Short task: Without altering anything, repeat each of the records.

※

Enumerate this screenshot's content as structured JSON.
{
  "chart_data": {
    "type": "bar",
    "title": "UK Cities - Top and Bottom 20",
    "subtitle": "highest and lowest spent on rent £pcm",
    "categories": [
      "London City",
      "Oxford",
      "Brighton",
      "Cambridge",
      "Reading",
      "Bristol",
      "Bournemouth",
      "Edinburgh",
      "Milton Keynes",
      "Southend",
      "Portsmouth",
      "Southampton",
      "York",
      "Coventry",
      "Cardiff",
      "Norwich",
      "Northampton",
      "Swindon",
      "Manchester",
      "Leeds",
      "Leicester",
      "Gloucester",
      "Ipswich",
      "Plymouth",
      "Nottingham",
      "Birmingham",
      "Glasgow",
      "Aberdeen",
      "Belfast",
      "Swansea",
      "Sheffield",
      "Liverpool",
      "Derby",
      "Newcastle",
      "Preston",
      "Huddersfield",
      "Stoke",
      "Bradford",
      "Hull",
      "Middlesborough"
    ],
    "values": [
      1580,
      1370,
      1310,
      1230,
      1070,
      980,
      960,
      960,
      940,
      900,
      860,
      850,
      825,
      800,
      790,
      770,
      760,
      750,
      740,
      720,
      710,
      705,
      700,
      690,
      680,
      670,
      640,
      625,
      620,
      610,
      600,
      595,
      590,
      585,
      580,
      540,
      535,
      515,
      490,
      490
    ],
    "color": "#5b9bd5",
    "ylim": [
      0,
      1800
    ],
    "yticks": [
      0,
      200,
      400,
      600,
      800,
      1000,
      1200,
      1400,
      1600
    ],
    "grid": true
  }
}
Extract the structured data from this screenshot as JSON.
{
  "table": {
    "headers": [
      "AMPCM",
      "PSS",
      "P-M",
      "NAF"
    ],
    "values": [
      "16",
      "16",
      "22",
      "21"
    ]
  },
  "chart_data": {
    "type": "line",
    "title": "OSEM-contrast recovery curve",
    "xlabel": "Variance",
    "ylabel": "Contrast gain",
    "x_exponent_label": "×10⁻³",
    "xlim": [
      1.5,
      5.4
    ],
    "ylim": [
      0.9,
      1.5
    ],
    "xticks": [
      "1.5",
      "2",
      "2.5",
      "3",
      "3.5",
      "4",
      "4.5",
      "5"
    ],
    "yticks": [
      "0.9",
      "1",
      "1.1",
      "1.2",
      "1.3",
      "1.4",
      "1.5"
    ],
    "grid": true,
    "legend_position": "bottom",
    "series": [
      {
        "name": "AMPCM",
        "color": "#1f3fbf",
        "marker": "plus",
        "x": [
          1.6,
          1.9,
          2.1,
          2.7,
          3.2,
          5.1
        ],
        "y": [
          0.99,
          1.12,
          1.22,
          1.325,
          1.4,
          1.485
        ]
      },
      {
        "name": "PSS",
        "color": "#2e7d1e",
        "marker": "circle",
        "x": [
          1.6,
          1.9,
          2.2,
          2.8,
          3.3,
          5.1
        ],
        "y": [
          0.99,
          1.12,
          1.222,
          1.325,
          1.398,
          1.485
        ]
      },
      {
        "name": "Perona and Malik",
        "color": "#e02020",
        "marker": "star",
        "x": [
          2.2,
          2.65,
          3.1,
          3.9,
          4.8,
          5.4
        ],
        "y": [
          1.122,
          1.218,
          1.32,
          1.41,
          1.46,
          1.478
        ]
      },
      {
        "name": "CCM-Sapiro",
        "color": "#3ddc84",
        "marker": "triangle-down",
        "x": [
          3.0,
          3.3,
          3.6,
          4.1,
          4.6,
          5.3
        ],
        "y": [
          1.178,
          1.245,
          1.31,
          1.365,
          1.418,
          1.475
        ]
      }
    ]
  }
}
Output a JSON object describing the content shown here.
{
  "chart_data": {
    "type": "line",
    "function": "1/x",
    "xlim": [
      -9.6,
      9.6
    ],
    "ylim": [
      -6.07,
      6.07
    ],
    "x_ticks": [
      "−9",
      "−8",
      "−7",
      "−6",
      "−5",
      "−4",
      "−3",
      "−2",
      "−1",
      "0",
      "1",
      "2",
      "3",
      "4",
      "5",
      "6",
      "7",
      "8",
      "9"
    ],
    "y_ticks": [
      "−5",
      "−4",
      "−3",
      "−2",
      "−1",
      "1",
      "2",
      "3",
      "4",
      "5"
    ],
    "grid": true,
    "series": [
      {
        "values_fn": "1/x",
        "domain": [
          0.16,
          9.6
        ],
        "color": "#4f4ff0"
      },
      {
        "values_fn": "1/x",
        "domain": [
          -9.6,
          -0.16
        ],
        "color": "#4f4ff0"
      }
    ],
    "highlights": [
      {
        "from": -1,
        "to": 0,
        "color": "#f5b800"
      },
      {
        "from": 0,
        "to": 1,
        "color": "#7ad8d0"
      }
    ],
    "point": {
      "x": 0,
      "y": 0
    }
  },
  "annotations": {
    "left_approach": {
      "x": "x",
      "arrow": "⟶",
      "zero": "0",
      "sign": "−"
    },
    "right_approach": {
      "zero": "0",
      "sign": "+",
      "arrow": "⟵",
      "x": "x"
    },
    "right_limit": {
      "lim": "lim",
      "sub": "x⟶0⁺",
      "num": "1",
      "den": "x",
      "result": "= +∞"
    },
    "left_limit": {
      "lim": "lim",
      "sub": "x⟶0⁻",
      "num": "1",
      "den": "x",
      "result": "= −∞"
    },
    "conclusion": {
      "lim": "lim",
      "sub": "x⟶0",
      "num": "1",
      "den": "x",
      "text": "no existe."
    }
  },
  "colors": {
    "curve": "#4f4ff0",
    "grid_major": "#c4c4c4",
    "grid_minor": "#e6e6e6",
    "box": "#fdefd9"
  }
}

※

Solution to this task:
Enumerate this screenshot's content as structured JSON.
{
  "chart_data": {
    "type": "bar",
    "title": "UK Cities - Top and Bottom 20",
    "subtitle": "highest and lowest spent on rent £pcm",
    "categories": [
      "London City",
      "Oxford",
      "Brighton",
      "Cambridge",
      "Reading",
      "Bristol",
      "Bournemouth",
      "Edinburgh",
      "Milton Keynes",
      "Southend",
      "Portsmouth",
      "Southampton",
      "York",
      "Coventry",
      "Cardiff",
      "Norwich",
      "Northampton",
      "Swindon",
      "Manchester",
      "Leeds",
      "Leicester",
      "Gloucester",
      "Ipswich",
      "Plymouth",
      "Nottingham",
      "Birmingham",
      "Glasgow",
      "Aberdeen",
      "Belfast",
      "Swansea",
      "Sheffield",
      "Liverpool",
      "Derby",
      "Newcastle",
      "Preston",
      "Huddersfield",
      "Stoke",
      "Bradford",
      "Hull",
      "Middlesborough"
    ],
    "values": [
      1580,
      1370,
      1310,
      1230,
      1070,
      980,
      960,
      960,
      940,
      900,
      860,
      850,
      825,
      800,
      790,
      770,
      760,
      750,
      740,
      720,
      710,
      705,
      700,
      690,
      680,
      670,
      640,
      625,
      620,
      610,
      600,
      595,
      590,
      585,
      580,
      540,
      535,
      515,
      490,
      490
    ],
    "color": "#5b9bd5",
    "ylim": [
      0,
      1800
    ],
    "yticks": [
      0,
      200,
      400,
      600,
      800,
      1000,
      1200,
      1400,
      1600
    ],
    "grid": true
  }
}
Extract the structured data from this screenshot as JSON.
{
  "table": {
    "headers": [
      "AMPCM",
      "PSS",
      "P-M",
      "NAF"
    ],
    "values": [
      "16",
      "16",
      "22",
      "21"
    ]
  },
  "chart_data": {
    "type": "line",
    "title": "OSEM-contrast recovery curve",
    "xlabel": "Variance",
    "ylabel": "Contrast gain",
    "x_exponent_label": "×10⁻³",
    "xlim": [
      1.5,
      5.4
    ],
    "ylim": [
      0.9,
      1.5
    ],
    "xticks": [
      "1.5",
      "2",
      "2.5",
      "3",
      "3.5",
      "4",
      "4.5",
      "5"
    ],
    "yticks": [
      "0.9",
      "1",
      "1.1",
      "1.2",
      "1.3",
      "1.4",
      "1.5"
    ],
    "grid": true,
    "legend_position": "bottom",
    "series": [
      {
        "name": "AMPCM",
        "color": "#1f3fbf",
        "marker": "plus",
        "x": [
          1.6,
          1.9,
          2.1,
          2.7,
          3.2,
          5.1
        ],
        "y": [
          0.99,
          1.12,
          1.22,
          1.325,
          1.4,
          1.485
        ]
      },
      {
        "name": "PSS",
        "color": "#2e7d1e",
        "marker": "circle",
        "x": [
          1.6,
          1.9,
          2.2,
          2.8,
          3.3,
          5.1
        ],
        "y": [
          0.99,
          1.12,
          1.222,
          1.325,
          1.398,
          1.485
        ]
      },
      {
        "name": "Perona and Malik",
        "color": "#e02020",
        "marker": "star",
        "x": [
          2.2,
          2.65,
          3.1,
          3.9,
          4.8,
          5.4
        ],
        "y": [
          1.122,
          1.218,
          1.32,
          1.41,
          1.46,
          1.478
        ]
      },
      {
        "name": "CCM-Sapiro",
        "color": "#3ddc84",
        "marker": "triangle-down",
        "x": [
          3.0,
          3.3,
          3.6,
          4.1,
          4.6,
          5.3
        ],
        "y": [
          1.178,
          1.245,
          1.31,
          1.365,
          1.418,
          1.475
        ]
      }
    ]
  }
}
Output a JSON object describing the content shown here.
{
  "chart_data": {
    "type": "line",
    "function": "1/x",
    "xlim": [
      -9.6,
      9.6
    ],
    "ylim": [
      -6.07,
      6.07
    ],
    "x_ticks": [
      "−9",
      "−8",
      "−7",
      "−6",
      "−5",
      "−4",
      "−3",
      "−2",
      "−1",
      "0",
      "1",
      "2",
      "3",
      "4",
      "5",
      "6",
      "7",
      "8",
      "9"
    ],
    "y_ticks": [
      "−5",
      "−4",
      "−3",
      "−2",
      "−1",
      "1",
      "2",
      "3",
      "4",
      "5"
    ],
    "grid": true,
    "series": [
      {
        "values_fn": "1/x",
        "domain": [
          0.16,
          9.6
        ],
        "color": "#4f4ff0"
      },
      {
        "values_fn": "1/x",
        "domain": [
          -9.6,
          -0.16
        ],
        "color": "#4f4ff0"
      }
    ],
    "highlights": [
      {
        "from": -1,
        "to": 0,
        "color": "#f5b800"
      },
      {
        "from": 0,
        "to": 1,
        "color": "#7ad8d0"
      }
    ],
    "point": {
      "x": 0,
      "y": 0
    }
  },
  "annotations": {
    "left_approach": {
      "x": "x",
      "arrow": "⟶",
      "zero": "0",
      "sign": "−"
    },
    "right_approach": {
      "zero": "0",
      "sign": "+",
      "arrow": "⟵",
      "x": "x"
    },
    "right_limit": {
      "lim": "lim",
      "sub": "x⟶0⁺",
      "num": "1",
      "den": "x",
      "result": "= +∞"
    },
    "left_limit": {
      "lim": "lim",
      "sub": "x⟶0⁻",
      "num": "1",
      "den": "x",
      "result": "= −∞"
    },
    "conclusion": {
      "lim": "lim",
      "sub": "x⟶0",
      "num": "1",
      "den": "x",
      "text": "no existe."
    }
  },
  "colors": {
    "curve": "#4f4ff0",
    "grid_major": "#c4c4c4",
    "grid_minor": "#e6e6e6",
    "box": "#fdefd9"
  }
}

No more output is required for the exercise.